**Data for this task**

--- start ---

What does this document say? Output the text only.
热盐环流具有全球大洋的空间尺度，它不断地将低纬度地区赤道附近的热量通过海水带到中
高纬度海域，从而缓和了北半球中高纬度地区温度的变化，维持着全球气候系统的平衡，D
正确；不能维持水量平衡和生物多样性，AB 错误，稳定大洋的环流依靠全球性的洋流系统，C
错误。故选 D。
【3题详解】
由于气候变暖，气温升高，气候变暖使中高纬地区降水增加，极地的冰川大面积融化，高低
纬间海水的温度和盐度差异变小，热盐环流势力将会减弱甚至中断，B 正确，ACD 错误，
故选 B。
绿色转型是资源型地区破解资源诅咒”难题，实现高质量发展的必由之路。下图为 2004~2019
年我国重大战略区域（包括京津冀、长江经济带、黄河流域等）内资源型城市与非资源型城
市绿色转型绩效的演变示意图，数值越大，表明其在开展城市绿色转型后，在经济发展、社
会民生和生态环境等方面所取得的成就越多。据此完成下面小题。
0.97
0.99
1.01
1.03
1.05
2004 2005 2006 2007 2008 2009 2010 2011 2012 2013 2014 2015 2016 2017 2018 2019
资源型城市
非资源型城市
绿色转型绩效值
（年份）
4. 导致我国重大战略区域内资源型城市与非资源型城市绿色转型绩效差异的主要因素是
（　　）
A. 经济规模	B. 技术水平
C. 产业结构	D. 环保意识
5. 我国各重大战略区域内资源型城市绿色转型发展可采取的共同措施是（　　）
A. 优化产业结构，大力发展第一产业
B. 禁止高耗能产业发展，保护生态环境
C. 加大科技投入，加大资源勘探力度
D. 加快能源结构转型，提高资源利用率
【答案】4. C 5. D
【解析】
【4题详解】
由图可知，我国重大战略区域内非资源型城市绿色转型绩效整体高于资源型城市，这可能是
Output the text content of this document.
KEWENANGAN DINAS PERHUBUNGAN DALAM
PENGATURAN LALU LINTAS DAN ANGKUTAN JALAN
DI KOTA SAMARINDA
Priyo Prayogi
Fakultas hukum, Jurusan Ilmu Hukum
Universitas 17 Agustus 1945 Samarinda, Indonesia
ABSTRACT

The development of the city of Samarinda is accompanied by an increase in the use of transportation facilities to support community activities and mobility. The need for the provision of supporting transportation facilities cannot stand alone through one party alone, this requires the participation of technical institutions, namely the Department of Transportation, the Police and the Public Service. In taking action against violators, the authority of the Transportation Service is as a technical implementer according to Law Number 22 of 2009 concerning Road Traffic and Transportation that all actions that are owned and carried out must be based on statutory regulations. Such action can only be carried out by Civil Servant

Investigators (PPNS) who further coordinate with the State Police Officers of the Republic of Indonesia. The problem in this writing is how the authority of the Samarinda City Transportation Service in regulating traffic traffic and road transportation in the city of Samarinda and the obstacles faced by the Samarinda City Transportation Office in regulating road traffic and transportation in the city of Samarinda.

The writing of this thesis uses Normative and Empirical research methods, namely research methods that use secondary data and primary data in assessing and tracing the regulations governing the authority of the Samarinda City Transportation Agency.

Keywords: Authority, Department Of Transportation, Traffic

--- end ---

**Challenge**
Every line above should be retyped exactly as given.

**Task output**
What does this document say? Output the text only.
热盐环流具有全球大洋的空间尺度，它不断地将低纬度地区赤道附近的热量通过海水带到中
高纬度海域，从而缓和了北半球中高纬度地区温度的变化，维持着全球气候系统的平衡，D
正确；不能维持水量平衡和生物多样性，AB 错误，稳定大洋的环流依靠全球性的洋流系统，C
错误。故选 D。
【3题详解】
由于气候变暖，气温升高，气候变暖使中高纬地区降水增加，极地的冰川大面积融化，高低
纬间海水的温度和盐度差异变小，热盐环流势力将会减弱甚至中断，B 正确，ACD 错误，
故选 B。
绿色转型是资源型地区破解资源诅咒”难题，实现高质量发展的必由之路。下图为 2004~2019
年我国重大战略区域（包括京津冀、长江经济带、黄河流域等）内资源型城市与非资源型城
市绿色转型绩效的演变示意图，数值越大，表明其在开展城市绿色转型后，在经济发展、社
会民生和生态环境等方面所取得的成就越多。据此完成下面小题。
0.97
0.99
1.01
1.03
1.05
2004 2005 2006 2007 2008 2009 2010 2011 2012 2013 2014 2015 2016 2017 2018 2019
资源型城市
非资源型城市
绿色转型绩效值
（年份）
4. 导致我国重大战略区域内资源型城市与非资源型城市绿色转型绩效差异的主要因素是
（　　）
A. 经济规模	B. 技术水平
C. 产业结构	D. 环保意识
5. 我国各重大战略区域内资源型城市绿色转型发展可采取的共同措施是（　　）
A. 优化产业结构，大力发展第一产业
B. 禁止高耗能产业发展，保护生态环境
C. 加大科技投入，加大资源勘探力度
D. 加快能源结构转型，提高资源利用率
【答案】4. C 5. D
【解析】
【4题详解】
由图可知，我国重大战略区域内非资源型城市绿色转型绩效整体高于资源型城市，这可能是
Output the text content of this document.
KEWENANGAN DINAS PERHUBUNGAN DALAM
PENGATURAN LALU LINTAS DAN ANGKUTAN JALAN
DI KOTA SAMARINDA
Priyo Prayogi
Fakultas hukum, Jurusan Ilmu Hukum
Universitas 17 Agustus 1945 Samarinda, Indonesia
ABSTRACT

The development of the city of Samarinda is accompanied by an increase in the use of transportation facilities to support community activities and mobility. The need for the provision of supporting transportation facilities cannot stand alone through one party alone, this requires the participation of technical institutions, namely the Department of Transportation, the Police and the Public Service. In taking action against violators, the authority of the Transportation Service is as a technical implementer according to Law Number 22 of 2009 concerning Road Traffic and Transportation that all actions that are owned and carried out must be based on statutory regulations. Such action can only be carried out by Civil Servant

Investigators (PPNS) who further coordinate with the State Police Officers of the Republic of Indonesia. The problem in this writing is how the authority of the Samarinda City Transportation Service in regulating traffic traffic and road transportation in the city of Samarinda and the obstacles faced by the Samarinda City Transportation Office in regulating road traffic and transportation in the city of Samarinda.

The writing of this thesis uses Normative and Empirical research methods, namely research methods that use secondary data and primary data in assessing and tracing the regulations governing the authority of the Samarinda City Transportation Agency.

Keywords: Authority, Department Of Transportation, Traffic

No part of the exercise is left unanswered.